Stated goal — In the entries below, find every line holding the string "Bits" and collect it.

### Source records ###

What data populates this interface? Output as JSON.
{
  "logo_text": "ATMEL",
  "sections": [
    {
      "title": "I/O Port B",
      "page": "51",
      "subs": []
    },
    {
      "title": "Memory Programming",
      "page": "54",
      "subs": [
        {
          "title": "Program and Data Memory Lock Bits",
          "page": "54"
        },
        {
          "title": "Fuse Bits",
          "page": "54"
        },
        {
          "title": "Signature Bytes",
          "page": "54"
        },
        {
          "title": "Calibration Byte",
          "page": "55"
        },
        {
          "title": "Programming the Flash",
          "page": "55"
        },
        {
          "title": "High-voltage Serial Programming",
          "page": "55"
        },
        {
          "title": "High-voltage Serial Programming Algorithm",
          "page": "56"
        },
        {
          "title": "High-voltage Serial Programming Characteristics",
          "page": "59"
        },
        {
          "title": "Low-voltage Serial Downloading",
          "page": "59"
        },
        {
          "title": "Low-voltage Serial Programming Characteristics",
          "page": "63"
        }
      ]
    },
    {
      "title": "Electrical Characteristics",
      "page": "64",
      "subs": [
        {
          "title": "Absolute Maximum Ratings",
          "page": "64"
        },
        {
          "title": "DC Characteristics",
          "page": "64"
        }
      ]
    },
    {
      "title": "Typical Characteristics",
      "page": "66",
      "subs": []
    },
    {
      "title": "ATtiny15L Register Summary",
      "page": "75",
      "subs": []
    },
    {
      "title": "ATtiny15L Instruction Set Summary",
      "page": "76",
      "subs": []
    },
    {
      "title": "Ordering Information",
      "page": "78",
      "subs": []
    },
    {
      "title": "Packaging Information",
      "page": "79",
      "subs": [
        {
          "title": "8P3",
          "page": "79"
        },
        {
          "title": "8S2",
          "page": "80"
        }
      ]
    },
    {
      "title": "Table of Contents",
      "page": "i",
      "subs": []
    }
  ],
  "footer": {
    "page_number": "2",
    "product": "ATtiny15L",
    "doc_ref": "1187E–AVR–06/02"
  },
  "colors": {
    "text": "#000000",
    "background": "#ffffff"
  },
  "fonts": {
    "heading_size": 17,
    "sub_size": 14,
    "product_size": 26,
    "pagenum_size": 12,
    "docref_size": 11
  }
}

###
### Source records ###

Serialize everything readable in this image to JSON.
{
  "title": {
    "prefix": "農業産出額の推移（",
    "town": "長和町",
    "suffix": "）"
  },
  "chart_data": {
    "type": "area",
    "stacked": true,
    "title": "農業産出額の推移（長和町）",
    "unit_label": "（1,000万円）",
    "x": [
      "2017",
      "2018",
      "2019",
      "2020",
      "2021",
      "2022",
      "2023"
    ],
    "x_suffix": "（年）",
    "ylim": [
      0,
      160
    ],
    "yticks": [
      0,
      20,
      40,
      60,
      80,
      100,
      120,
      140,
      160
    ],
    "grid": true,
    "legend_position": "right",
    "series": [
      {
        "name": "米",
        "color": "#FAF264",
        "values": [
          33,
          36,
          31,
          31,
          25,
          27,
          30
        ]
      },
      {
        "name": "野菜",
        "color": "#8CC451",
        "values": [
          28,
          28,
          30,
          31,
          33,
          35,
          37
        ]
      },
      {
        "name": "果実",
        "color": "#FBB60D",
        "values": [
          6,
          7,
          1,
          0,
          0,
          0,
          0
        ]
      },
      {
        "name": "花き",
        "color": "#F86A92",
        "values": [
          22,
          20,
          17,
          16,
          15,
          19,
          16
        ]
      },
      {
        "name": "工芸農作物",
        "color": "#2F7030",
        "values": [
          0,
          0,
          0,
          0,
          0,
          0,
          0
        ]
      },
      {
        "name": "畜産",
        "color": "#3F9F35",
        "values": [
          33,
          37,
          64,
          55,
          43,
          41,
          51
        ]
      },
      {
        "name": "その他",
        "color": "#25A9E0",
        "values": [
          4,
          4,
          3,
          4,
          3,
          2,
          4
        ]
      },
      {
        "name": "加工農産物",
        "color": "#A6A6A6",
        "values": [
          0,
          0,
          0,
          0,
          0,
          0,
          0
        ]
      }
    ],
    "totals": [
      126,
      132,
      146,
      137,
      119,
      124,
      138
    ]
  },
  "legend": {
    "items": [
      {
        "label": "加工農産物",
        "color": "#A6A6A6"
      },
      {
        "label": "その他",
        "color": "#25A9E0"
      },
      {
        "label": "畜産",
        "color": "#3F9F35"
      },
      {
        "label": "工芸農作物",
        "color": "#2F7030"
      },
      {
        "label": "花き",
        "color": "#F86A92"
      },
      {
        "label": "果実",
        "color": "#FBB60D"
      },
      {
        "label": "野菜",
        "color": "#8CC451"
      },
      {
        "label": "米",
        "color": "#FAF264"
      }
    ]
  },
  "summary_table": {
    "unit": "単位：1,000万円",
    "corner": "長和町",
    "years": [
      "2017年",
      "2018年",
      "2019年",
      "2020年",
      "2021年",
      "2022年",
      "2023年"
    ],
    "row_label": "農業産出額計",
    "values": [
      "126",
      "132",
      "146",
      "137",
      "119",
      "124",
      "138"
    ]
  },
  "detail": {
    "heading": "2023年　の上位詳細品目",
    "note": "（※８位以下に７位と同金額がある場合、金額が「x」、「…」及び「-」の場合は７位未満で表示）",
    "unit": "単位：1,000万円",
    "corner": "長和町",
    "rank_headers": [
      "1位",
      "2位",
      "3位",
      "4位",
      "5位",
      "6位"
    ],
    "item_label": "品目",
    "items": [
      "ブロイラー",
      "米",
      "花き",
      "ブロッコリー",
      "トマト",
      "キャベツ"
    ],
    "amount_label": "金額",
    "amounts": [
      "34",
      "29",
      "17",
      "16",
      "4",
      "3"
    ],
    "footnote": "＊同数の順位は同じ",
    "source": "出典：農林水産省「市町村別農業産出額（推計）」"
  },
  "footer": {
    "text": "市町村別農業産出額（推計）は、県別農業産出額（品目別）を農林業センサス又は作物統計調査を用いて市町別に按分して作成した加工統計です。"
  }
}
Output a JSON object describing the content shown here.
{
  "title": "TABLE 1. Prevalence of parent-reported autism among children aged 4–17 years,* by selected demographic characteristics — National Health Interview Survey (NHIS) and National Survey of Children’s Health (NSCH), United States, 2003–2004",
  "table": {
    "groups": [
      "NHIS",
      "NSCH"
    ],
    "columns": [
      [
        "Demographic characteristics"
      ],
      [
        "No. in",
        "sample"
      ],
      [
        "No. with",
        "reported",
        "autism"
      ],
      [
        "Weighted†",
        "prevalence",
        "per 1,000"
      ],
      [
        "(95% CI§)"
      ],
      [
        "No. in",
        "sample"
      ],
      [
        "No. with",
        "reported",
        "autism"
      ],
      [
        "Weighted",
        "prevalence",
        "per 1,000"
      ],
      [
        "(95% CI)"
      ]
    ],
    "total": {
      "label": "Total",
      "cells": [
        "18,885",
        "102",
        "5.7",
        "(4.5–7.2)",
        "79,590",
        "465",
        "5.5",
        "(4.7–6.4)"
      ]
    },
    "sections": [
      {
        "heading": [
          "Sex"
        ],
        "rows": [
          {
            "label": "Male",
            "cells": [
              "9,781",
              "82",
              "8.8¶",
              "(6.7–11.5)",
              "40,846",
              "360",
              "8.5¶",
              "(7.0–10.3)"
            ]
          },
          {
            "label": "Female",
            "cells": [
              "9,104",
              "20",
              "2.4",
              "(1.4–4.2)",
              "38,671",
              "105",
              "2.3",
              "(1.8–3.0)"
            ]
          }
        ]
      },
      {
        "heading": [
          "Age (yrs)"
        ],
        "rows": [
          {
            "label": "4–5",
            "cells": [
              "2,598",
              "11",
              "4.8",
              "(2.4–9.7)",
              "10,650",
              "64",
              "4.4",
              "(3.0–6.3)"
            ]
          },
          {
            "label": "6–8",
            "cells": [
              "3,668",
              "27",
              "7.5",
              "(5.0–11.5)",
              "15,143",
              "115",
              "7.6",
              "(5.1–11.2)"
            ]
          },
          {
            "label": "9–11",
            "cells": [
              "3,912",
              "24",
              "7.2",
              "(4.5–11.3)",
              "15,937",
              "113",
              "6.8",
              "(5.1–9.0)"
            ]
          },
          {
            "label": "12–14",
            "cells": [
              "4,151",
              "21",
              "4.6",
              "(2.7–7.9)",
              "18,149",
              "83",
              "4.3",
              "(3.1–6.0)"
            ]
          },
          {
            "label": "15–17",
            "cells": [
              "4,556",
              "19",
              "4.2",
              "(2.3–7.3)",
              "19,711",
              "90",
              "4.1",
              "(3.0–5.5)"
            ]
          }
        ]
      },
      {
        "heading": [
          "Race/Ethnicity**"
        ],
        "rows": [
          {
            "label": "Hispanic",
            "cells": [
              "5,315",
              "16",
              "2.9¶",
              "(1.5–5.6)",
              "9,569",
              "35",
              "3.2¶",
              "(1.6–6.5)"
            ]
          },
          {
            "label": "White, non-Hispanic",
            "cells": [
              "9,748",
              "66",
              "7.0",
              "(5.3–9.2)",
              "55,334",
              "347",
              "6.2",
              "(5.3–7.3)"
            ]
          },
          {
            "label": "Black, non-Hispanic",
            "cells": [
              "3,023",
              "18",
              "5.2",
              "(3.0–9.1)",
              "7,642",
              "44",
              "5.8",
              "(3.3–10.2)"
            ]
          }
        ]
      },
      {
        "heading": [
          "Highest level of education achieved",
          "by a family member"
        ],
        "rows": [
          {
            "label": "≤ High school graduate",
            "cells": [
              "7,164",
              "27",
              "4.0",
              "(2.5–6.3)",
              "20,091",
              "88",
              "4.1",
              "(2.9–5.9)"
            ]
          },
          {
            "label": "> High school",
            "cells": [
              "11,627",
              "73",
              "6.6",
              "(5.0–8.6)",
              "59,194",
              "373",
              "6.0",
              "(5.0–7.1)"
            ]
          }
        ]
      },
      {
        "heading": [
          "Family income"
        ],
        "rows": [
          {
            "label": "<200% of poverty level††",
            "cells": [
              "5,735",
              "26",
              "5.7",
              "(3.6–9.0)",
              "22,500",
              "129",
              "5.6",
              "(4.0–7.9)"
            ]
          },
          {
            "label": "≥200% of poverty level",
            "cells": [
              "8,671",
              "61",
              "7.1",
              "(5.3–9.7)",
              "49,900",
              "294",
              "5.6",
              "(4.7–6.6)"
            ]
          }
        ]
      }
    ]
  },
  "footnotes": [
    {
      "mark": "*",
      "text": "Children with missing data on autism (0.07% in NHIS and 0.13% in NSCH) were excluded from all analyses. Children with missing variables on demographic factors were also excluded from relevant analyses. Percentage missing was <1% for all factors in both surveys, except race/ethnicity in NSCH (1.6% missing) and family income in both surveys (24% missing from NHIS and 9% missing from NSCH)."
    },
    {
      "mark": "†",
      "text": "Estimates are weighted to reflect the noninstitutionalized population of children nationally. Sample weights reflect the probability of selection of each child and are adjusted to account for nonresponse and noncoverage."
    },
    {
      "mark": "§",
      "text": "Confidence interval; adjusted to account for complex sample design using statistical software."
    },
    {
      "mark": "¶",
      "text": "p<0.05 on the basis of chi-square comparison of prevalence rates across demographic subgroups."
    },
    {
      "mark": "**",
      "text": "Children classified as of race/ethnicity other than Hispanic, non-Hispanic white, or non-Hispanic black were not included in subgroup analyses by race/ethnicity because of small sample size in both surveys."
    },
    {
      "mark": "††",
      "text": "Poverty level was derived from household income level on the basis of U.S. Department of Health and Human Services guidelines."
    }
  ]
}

###

Output below —
          "title": "Program and Data Memory Lock Bits",
          "title": "Fuse Bits",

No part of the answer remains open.